◆ STATED TASK ◆
All the data must come back unchanged, except that pictures are left out.

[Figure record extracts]
** Begin **
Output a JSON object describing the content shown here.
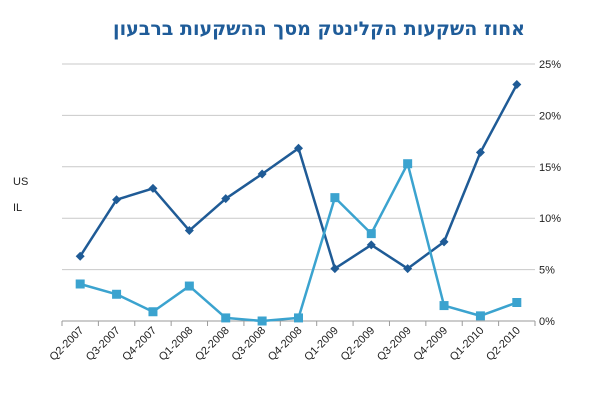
{
  "chart_data": {
    "type": "line",
    "title": "אחוז השקעות הקלינטק מסך ההשקעות ברבעון",
    "categories": [
      "Q2-2007",
      "Q3-2007",
      "Q4-2007",
      "Q1-2008",
      "Q2-2008",
      "Q3-2008",
      "Q4-2008",
      "Q1-2009",
      "Q2-2009",
      "Q3-2009",
      "Q4-2009",
      "Q1-2010",
      "Q2-2010"
    ],
    "series": [
      {
        "name": "US",
        "color": "#1f5b96",
        "marker": "diamond",
        "values": [
          6.3,
          11.8,
          12.9,
          8.8,
          11.9,
          14.3,
          16.8,
          5.1,
          7.4,
          5.1,
          7.7,
          16.4,
          23.0
        ]
      },
      {
        "name": "IL",
        "color": "#3ba3cf",
        "marker": "square",
        "values": [
          3.6,
          2.6,
          0.9,
          3.4,
          0.3,
          0.0,
          0.3,
          12.0,
          8.5,
          15.3,
          1.5,
          0.5,
          1.8
        ]
      }
    ],
    "ylim": [
      0,
      25
    ],
    "yticks": [
      "0%",
      "5%",
      "10%",
      "15%",
      "20%",
      "25%"
    ],
    "ytick_values": [
      0,
      5,
      10,
      15,
      20,
      25
    ],
    "y_axis_side": "right",
    "grid": true
  }
}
** End **
◆ RESULT OF THE EXERCISE ◆
Output a JSON object describing the content shown here.
{
  "chart_data": {
    "type": "line",
    "title": "אחוז השקעות הקלינטק מסך ההשקעות ברבעון",
    "categories": [
      "Q2-2007",
      "Q3-2007",
      "Q4-2007",
      "Q1-2008",
      "Q2-2008",
      "Q3-2008",
      "Q4-2008",
      "Q1-2009",
      "Q2-2009",
      "Q3-2009",
      "Q4-2009",
      "Q1-2010",
      "Q2-2010"
    ],
    "series": [
      {
        "name": "US",
        "color": "#1f5b96",
        "marker": "diamond",
        "values": [
          6.3,
          11.8,
          12.9,
          8.8,
          11.9,
          14.3,
          16.8,
          5.1,
          7.4,
          5.1,
          7.7,
          16.4,
          23.0
        ]
      },
      {
        "name": "IL",
        "color": "#3ba3cf",
        "marker": "square",
        "values": [
          3.6,
          2.6,
          0.9,
          3.4,
          0.3,
          0.0,
          0.3,
          12.0,
          8.5,
          15.3,
          1.5,
          0.5,
          1.8
        ]
      }
    ],
    "ylim": [
      0,
      25
    ],
    "yticks": [
      "0%",
      "5%",
      "10%",
      "15%",
      "20%",
      "25%"
    ],
    "ytick_values": [
      0,
      5,
      10,
      15,
      20,
      25
    ],
    "y_axis_side": "right",
    "grid": true
  }
}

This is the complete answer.